INSTRUCTIONS TO FOLLOW — Drop all images and give the records again exactly.

RECORDS FOR THE TASK —
______________________________
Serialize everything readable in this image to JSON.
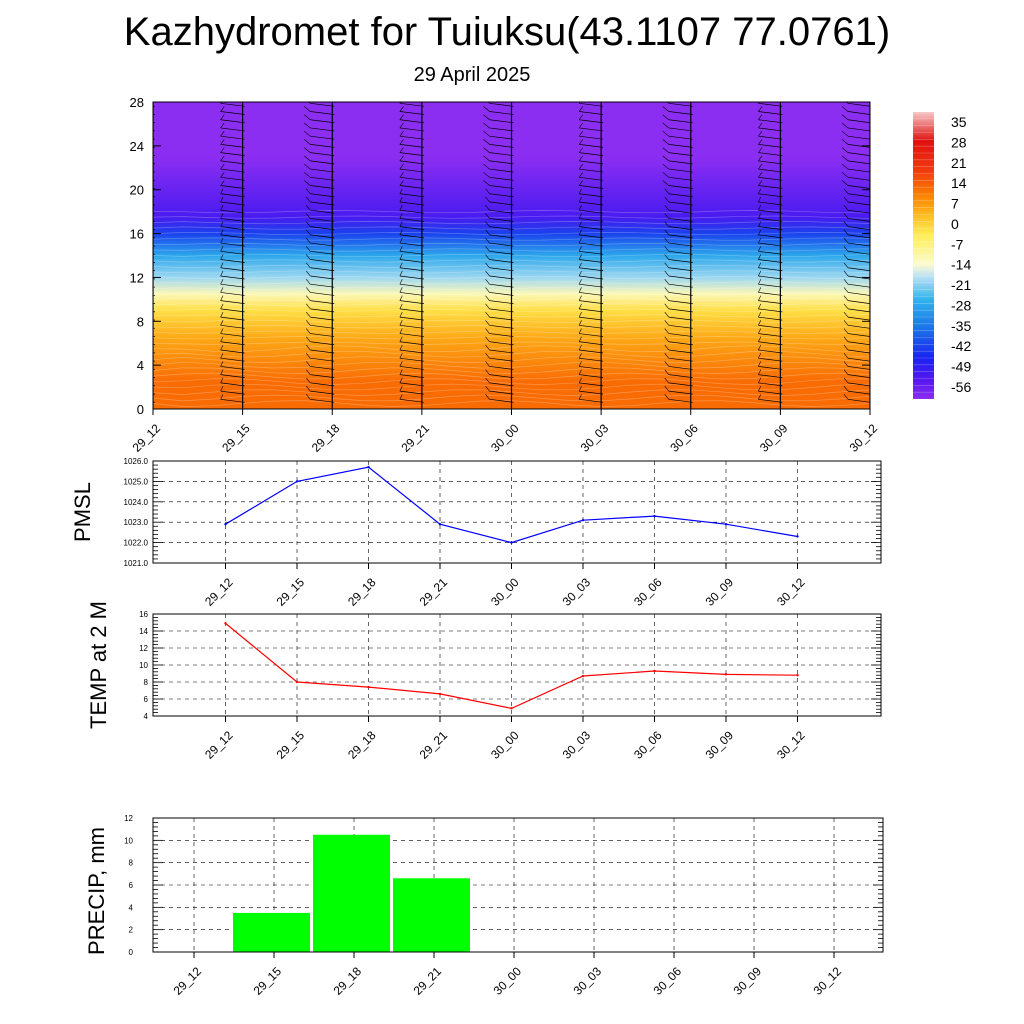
{
  "header": {
    "title": "Kazhydromet for Tuiuksu(43.1107 77.0761)",
    "subtitle": "29 April 2025"
  },
  "colors": {
    "pmsl_line": "#0000ff",
    "temp_line": "#ff0000",
    "precip_bar": "#00ff00",
    "wind_barb": "#000000"
  },
  "chart_data": [
    {
      "type": "heatmap",
      "title": "",
      "x": [
        "29_12",
        "29_15",
        "29_18",
        "29_21",
        "30_00",
        "30_03",
        "30_06",
        "30_09",
        "30_12"
      ],
      "ylabel": "",
      "ylim": [
        0,
        28
      ],
      "yticks": [
        0,
        4,
        8,
        12,
        16,
        20,
        24,
        28
      ],
      "colorbar": {
        "labels": [
          "35",
          "28",
          "21",
          "14",
          "7",
          "0",
          "-7",
          "-14",
          "-21",
          "-28",
          "-35",
          "-42",
          "-49",
          "-56"
        ],
        "stops": [
          {
            "value": 38,
            "color": "#f5c8c8"
          },
          {
            "value": 28,
            "color": "#e01010"
          },
          {
            "value": 18,
            "color": "#f23a10"
          },
          {
            "value": 10,
            "color": "#fb7d00"
          },
          {
            "value": 4,
            "color": "#fdb21a"
          },
          {
            "value": -4,
            "color": "#ffee55"
          },
          {
            "value": -14,
            "color": "#fbfbd0"
          },
          {
            "value": -18,
            "color": "#bfe2f3"
          },
          {
            "value": -26,
            "color": "#31b4ec"
          },
          {
            "value": -36,
            "color": "#1a72e8"
          },
          {
            "value": -46,
            "color": "#1a22f0"
          },
          {
            "value": -54,
            "color": "#5818f0"
          },
          {
            "value": -60,
            "color": "#8c2ef2"
          }
        ]
      },
      "field_description_bands": [
        {
          "y0": 0,
          "y1": 5,
          "value": 12
        },
        {
          "y0": 5,
          "y1": 8,
          "value": 5
        },
        {
          "y0": 8,
          "y1": 10,
          "value": -2
        },
        {
          "y0": 10,
          "y1": 11,
          "value": -12
        },
        {
          "y0": 11,
          "y1": 13,
          "value": -20
        },
        {
          "y0": 13,
          "y1": 15,
          "value": -28
        },
        {
          "y0": 15,
          "y1": 17,
          "value": -42
        },
        {
          "y0": 17,
          "y1": 18,
          "value": -52
        },
        {
          "y0": 18,
          "y1": 28,
          "value": -60
        }
      ]
    },
    {
      "type": "line",
      "ylabel": "PMSL",
      "x": [
        "29_12",
        "29_15",
        "29_18",
        "29_21",
        "30_00",
        "30_03",
        "30_06",
        "30_09",
        "30_12"
      ],
      "series": [
        {
          "values": [
            1022.9,
            1025.0,
            1025.7,
            1022.9,
            1022.0,
            1023.1,
            1023.3,
            1022.9,
            1022.3
          ]
        }
      ],
      "ylim": [
        1021.0,
        1026.0
      ],
      "yticks": [
        "1021.0",
        "1022.0",
        "1023.0",
        "1024.0",
        "1025.0",
        "1026.0"
      ],
      "grid": true
    },
    {
      "type": "line",
      "ylabel": "TEMP at 2 M",
      "x": [
        "29_12",
        "29_15",
        "29_18",
        "29_21",
        "30_00",
        "30_03",
        "30_06",
        "30_09",
        "30_12"
      ],
      "series": [
        {
          "values": [
            14.9,
            8.0,
            7.4,
            6.6,
            4.9,
            8.7,
            9.3,
            8.9,
            8.8
          ]
        }
      ],
      "ylim": [
        4,
        16
      ],
      "yticks": [
        "4",
        "6",
        "8",
        "10",
        "12",
        "14",
        "16"
      ],
      "grid": true
    },
    {
      "type": "bar",
      "ylabel": "PRECIP, mm",
      "categories": [
        "29_12",
        "29_15",
        "29_18",
        "29_21",
        "30_00",
        "30_03",
        "30_06",
        "30_09",
        "30_12"
      ],
      "values": [
        0,
        3.5,
        10.5,
        6.6,
        0,
        0,
        0,
        0,
        0
      ],
      "ylim": [
        0,
        12
      ],
      "yticks": [
        "0",
        "2",
        "4",
        "6",
        "8",
        "10",
        "12"
      ],
      "grid": true
    }
  ]
}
______________________________
CORRECT OUTPUT —
Serialize everything readable in this image to JSON.
{
  "header": {
    "title": "Kazhydromet for Tuiuksu(43.1107 77.0761)",
    "subtitle": "29 April 2025"
  },
  "colors": {
    "pmsl_line": "#0000ff",
    "temp_line": "#ff0000",
    "precip_bar": "#00ff00",
    "wind_barb": "#000000"
  },
  "chart_data": [
    {
      "type": "heatmap",
      "title": "",
      "x": [
        "29_12",
        "29_15",
        "29_18",
        "29_21",
        "30_00",
        "30_03",
        "30_06",
        "30_09",
        "30_12"
      ],
      "ylabel": "",
      "ylim": [
        0,
        28
      ],
      "yticks": [
        0,
        4,
        8,
        12,
        16,
        20,
        24,
        28
      ],
      "colorbar": {
        "labels": [
          "35",
          "28",
          "21",
          "14",
          "7",
          "0",
          "-7",
          "-14",
          "-21",
          "-28",
          "-35",
          "-42",
          "-49",
          "-56"
        ],
        "stops": [
          {
            "value": 38,
            "color": "#f5c8c8"
          },
          {
            "value": 28,
            "color": "#e01010"
          },
          {
            "value": 18,
            "color": "#f23a10"
          },
          {
            "value": 10,
            "color": "#fb7d00"
          },
          {
            "value": 4,
            "color": "#fdb21a"
          },
          {
            "value": -4,
            "color": "#ffee55"
          },
          {
            "value": -14,
            "color": "#fbfbd0"
          },
          {
            "value": -18,
            "color": "#bfe2f3"
          },
          {
            "value": -26,
            "color": "#31b4ec"
          },
          {
            "value": -36,
            "color": "#1a72e8"
          },
          {
            "value": -46,
            "color": "#1a22f0"
          },
          {
            "value": -54,
            "color": "#5818f0"
          },
          {
            "value": -60,
            "color": "#8c2ef2"
          }
        ]
      },
      "field_description_bands": [
        {
          "y0": 0,
          "y1": 5,
          "value": 12
        },
        {
          "y0": 5,
          "y1": 8,
          "value": 5
        },
        {
          "y0": 8,
          "y1": 10,
          "value": -2
        },
        {
          "y0": 10,
          "y1": 11,
          "value": -12
        },
        {
          "y0": 11,
          "y1": 13,
          "value": -20
        },
        {
          "y0": 13,
          "y1": 15,
          "value": -28
        },
        {
          "y0": 15,
          "y1": 17,
          "value": -42
        },
        {
          "y0": 17,
          "y1": 18,
          "value": -52
        },
        {
          "y0": 18,
          "y1": 28,
          "value": -60
        }
      ]
    },
    {
      "type": "line",
      "ylabel": "PMSL",
      "x": [
        "29_12",
        "29_15",
        "29_18",
        "29_21",
        "30_00",
        "30_03",
        "30_06",
        "30_09",
        "30_12"
      ],
      "series": [
        {
          "values": [
            1022.9,
            1025.0,
            1025.7,
            1022.9,
            1022.0,
            1023.1,
            1023.3,
            1022.9,
            1022.3
          ]
        }
      ],
      "ylim": [
        1021.0,
        1026.0
      ],
      "yticks": [
        "1021.0",
        "1022.0",
        "1023.0",
        "1024.0",
        "1025.0",
        "1026.0"
      ],
      "grid": true
    },
    {
      "type": "line",
      "ylabel": "TEMP at 2 M",
      "x": [
        "29_12",
        "29_15",
        "29_18",
        "29_21",
        "30_00",
        "30_03",
        "30_06",
        "30_09",
        "30_12"
      ],
      "series": [
        {
          "values": [
            14.9,
            8.0,
            7.4,
            6.6,
            4.9,
            8.7,
            9.3,
            8.9,
            8.8
          ]
        }
      ],
      "ylim": [
        4,
        16
      ],
      "yticks": [
        "4",
        "6",
        "8",
        "10",
        "12",
        "14",
        "16"
      ],
      "grid": true
    },
    {
      "type": "bar",
      "ylabel": "PRECIP, mm",
      "categories": [
        "29_12",
        "29_15",
        "29_18",
        "29_21",
        "30_00",
        "30_03",
        "30_06",
        "30_09",
        "30_12"
      ],
      "values": [
        0,
        3.5,
        10.5,
        6.6,
        0,
        0,
        0,
        0,
        0
      ],
      "ylim": [
        0,
        12
      ],
      "yticks": [
        "0",
        "2",
        "4",
        "6",
        "8",
        "10",
        "12"
      ],
      "grid": true
    }
  ]
}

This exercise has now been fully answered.